| EXERCISE TASK |
Extract the records in full, leaving every picture out.

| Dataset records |
+++++
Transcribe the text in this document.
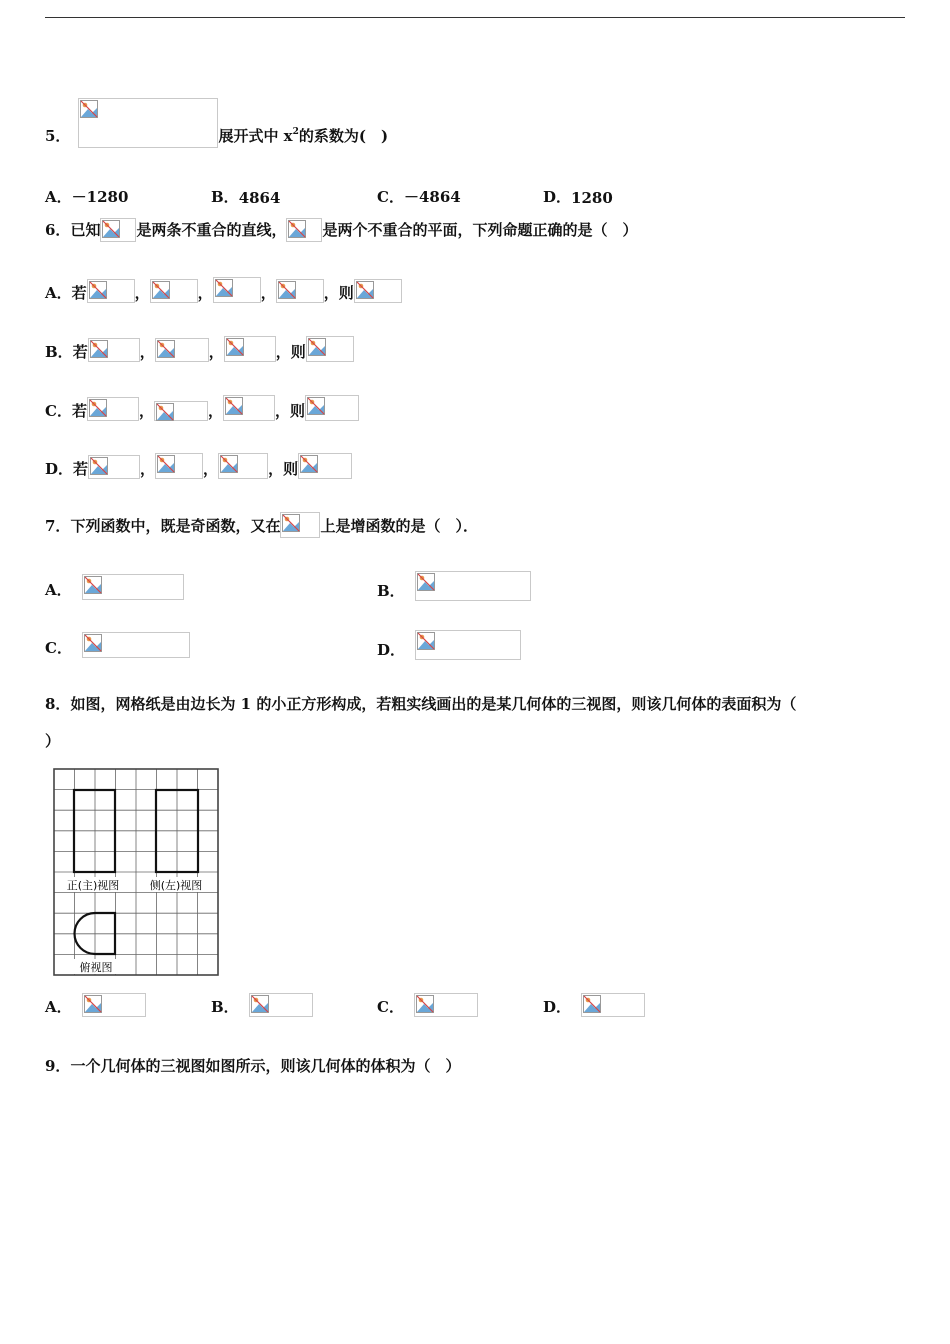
5．	展开式中 $x^2$的系数为(　)
A． －1280	B． 4864	C． －4864	D． 1280
6． 已知 是两条不重合的直线， 是两个不重合的平面，下列命题正确的是（　）
A． 若	，	，	，	，则
B． 若	，	，	，则
C． 若	，	，	，则
D． 若	，	，	，则
7． 下列函数中，既是奇函数，又在	上是增函数的是（　）．
A．	B．
C．	D．
8． 如图，网格纸是由边长为 1 的小正方形构成，若粗实线画出的是某几何体的三视图，则该几何体的表面积为（
）
正(主)视图	侧(左)视图
俯视图
A．	B．	C．	D．
9． 一个几何体的三视图如图所示，则该几何体的体积为（　）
+++++
| RESULT OF THIS TASK |
Transcribe the text in this document.
5．	展开式中 $x^2$的系数为(　)
A． －1280	B． 4864	C． －4864	D． 1280
6． 已知 是两条不重合的直线， 是两个不重合的平面，下列命题正确的是（　）
A． 若	，	，	，	，则
B． 若	，	，	，则
C． 若	，	，	，则
D． 若	，	，	，则
7． 下列函数中，既是奇函数，又在	上是增函数的是（　）．
A．	B．
C．	D．
8． 如图，网格纸是由边长为 1 的小正方形构成，若粗实线画出的是某几何体的三视图，则该几何体的表面积为（
）
正(主)视图	侧(左)视图
俯视图
A．	B．	C．	D．
9． 一个几何体的三视图如图所示，则该几何体的体积为（　）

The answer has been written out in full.